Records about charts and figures
━━━

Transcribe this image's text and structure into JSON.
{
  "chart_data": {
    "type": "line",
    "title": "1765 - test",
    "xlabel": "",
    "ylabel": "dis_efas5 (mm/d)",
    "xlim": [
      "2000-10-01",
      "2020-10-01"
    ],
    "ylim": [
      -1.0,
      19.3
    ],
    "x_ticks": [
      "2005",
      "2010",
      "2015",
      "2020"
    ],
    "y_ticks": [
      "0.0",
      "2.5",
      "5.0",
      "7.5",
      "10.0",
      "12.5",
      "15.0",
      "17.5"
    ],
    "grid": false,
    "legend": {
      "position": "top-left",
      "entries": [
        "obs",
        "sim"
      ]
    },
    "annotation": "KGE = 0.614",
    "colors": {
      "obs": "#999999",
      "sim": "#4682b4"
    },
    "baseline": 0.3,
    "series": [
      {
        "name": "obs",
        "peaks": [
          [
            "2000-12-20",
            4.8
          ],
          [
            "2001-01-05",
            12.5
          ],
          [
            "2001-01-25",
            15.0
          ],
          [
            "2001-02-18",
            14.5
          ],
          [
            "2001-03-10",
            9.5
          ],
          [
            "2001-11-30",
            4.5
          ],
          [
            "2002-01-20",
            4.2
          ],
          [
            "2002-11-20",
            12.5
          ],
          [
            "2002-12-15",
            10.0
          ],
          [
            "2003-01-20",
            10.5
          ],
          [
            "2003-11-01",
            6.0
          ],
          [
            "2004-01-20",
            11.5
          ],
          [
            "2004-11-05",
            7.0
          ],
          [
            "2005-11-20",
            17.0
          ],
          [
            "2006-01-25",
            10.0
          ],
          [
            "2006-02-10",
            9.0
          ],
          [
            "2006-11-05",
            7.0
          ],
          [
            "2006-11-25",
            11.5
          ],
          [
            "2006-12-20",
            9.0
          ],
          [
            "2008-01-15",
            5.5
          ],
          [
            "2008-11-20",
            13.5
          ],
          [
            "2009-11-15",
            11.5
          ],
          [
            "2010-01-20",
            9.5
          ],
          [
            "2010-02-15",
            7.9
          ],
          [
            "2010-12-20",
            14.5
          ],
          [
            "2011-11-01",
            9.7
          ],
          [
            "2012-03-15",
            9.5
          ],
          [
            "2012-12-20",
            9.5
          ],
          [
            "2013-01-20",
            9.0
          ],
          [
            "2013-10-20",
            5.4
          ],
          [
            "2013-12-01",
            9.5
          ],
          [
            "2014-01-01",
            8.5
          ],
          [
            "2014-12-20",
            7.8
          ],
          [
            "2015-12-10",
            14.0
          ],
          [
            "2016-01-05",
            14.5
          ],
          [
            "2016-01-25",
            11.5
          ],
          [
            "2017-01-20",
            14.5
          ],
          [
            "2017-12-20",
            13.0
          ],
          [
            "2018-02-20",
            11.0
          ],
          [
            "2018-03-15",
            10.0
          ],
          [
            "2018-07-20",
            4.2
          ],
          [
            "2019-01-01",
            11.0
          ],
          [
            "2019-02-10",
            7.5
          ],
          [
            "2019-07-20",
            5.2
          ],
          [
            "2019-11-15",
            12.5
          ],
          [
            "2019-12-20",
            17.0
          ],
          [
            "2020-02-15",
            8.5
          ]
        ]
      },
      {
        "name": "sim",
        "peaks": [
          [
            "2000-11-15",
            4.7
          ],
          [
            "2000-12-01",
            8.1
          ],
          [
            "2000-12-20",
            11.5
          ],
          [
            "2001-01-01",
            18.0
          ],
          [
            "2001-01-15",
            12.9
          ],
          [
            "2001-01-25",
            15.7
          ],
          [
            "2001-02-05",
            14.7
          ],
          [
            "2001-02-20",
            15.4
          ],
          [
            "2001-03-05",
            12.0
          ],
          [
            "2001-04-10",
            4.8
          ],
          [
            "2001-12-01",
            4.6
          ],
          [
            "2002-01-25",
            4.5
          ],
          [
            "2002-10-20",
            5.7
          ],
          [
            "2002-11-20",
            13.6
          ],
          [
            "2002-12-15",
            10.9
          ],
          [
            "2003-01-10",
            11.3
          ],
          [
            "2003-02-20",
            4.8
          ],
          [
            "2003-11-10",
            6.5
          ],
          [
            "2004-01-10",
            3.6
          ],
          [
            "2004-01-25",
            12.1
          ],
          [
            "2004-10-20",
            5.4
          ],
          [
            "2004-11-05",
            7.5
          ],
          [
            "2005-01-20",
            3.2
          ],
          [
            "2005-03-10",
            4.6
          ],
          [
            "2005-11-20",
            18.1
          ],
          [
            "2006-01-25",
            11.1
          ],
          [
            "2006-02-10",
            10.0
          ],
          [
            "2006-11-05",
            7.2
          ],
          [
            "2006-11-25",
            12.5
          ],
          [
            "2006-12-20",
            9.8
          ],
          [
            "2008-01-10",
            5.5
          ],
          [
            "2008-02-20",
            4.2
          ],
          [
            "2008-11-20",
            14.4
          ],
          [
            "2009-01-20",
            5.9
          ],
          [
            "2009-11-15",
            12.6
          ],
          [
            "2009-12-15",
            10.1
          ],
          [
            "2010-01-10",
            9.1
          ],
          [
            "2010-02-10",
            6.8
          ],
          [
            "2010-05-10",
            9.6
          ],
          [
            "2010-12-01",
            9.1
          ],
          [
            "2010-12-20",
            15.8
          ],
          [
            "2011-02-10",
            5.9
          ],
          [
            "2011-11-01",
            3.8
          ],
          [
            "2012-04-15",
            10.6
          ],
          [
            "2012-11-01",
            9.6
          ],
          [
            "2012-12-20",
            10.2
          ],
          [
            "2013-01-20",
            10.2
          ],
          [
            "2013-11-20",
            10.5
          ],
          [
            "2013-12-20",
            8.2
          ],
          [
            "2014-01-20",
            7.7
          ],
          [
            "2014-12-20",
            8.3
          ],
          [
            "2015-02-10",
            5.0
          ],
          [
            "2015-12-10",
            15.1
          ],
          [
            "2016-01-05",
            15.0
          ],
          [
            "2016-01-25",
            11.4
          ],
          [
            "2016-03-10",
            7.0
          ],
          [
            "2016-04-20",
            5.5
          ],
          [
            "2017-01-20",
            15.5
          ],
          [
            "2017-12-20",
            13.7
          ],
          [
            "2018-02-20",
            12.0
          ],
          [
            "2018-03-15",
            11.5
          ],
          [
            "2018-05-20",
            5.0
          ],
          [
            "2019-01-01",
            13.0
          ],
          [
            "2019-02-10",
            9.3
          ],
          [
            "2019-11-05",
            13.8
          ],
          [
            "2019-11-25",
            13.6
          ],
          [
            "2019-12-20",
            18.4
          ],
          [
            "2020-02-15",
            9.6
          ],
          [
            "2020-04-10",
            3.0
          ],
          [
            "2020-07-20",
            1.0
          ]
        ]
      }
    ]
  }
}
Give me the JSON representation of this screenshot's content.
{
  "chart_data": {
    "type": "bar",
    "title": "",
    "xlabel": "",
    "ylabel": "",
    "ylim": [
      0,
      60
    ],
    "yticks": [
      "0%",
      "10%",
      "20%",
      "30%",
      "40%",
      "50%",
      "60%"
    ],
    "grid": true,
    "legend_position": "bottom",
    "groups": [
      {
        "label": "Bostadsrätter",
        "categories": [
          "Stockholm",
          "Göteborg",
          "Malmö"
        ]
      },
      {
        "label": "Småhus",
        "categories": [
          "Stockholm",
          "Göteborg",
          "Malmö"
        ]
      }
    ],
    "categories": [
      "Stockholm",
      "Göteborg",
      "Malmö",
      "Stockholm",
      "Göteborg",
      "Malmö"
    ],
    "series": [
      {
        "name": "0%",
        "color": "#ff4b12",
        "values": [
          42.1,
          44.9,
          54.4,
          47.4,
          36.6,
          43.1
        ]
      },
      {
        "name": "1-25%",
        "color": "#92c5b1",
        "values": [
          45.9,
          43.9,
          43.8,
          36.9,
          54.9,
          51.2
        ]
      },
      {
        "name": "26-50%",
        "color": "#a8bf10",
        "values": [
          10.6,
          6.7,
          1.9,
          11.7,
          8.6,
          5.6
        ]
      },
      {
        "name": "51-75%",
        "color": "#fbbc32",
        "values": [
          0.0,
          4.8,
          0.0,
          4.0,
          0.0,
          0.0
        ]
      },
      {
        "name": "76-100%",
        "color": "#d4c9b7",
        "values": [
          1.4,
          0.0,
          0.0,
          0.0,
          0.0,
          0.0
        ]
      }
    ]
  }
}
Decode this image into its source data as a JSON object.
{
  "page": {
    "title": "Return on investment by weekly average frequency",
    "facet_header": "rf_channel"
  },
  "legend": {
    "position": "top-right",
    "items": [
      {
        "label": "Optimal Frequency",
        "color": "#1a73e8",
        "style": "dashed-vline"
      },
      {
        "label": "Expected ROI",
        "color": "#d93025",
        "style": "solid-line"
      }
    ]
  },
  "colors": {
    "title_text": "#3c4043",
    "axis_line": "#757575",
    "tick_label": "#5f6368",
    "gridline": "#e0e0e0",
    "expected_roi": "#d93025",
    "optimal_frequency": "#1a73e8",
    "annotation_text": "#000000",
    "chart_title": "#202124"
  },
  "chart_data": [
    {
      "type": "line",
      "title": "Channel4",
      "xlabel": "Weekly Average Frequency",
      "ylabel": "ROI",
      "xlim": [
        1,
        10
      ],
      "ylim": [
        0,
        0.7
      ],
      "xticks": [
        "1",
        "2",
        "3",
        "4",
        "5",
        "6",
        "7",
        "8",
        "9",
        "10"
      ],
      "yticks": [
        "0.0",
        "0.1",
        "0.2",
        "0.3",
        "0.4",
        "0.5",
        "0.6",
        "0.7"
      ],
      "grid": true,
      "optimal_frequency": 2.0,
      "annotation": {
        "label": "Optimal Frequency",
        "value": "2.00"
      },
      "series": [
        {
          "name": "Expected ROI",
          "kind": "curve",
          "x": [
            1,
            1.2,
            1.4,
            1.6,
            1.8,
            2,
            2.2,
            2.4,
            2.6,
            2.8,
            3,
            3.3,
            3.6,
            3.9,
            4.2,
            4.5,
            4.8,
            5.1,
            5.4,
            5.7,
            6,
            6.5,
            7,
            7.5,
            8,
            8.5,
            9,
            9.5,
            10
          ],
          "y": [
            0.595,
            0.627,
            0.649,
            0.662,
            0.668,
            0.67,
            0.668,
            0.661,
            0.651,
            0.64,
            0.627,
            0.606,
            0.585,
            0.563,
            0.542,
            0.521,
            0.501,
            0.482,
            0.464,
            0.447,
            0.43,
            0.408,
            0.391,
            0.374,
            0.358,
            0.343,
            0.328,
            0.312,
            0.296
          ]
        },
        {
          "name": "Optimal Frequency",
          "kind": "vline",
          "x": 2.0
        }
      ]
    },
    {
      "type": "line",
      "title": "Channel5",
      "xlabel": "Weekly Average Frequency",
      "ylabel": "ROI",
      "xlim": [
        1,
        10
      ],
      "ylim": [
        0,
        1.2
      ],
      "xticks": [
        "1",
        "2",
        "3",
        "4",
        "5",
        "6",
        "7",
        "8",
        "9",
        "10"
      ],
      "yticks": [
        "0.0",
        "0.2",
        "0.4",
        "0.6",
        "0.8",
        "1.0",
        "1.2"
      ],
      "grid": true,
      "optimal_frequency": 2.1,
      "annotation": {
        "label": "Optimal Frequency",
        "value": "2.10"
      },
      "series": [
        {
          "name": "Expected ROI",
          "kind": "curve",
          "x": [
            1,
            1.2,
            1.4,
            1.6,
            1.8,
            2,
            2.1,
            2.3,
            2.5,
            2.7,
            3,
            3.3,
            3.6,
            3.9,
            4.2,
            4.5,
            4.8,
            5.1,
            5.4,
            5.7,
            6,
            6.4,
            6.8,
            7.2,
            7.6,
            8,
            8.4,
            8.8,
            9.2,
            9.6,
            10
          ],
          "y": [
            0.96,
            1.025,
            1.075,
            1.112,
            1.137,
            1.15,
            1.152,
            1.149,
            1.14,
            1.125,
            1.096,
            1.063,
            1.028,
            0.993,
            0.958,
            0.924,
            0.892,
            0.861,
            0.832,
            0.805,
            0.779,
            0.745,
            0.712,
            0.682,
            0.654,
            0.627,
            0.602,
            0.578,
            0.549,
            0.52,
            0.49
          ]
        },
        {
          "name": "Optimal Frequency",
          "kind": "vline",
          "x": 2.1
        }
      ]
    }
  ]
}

━━━

Find each line holding the word "type" and copy it.

    "type": "line",
    "type": "bar",
      "type": "line",
      "type": "line",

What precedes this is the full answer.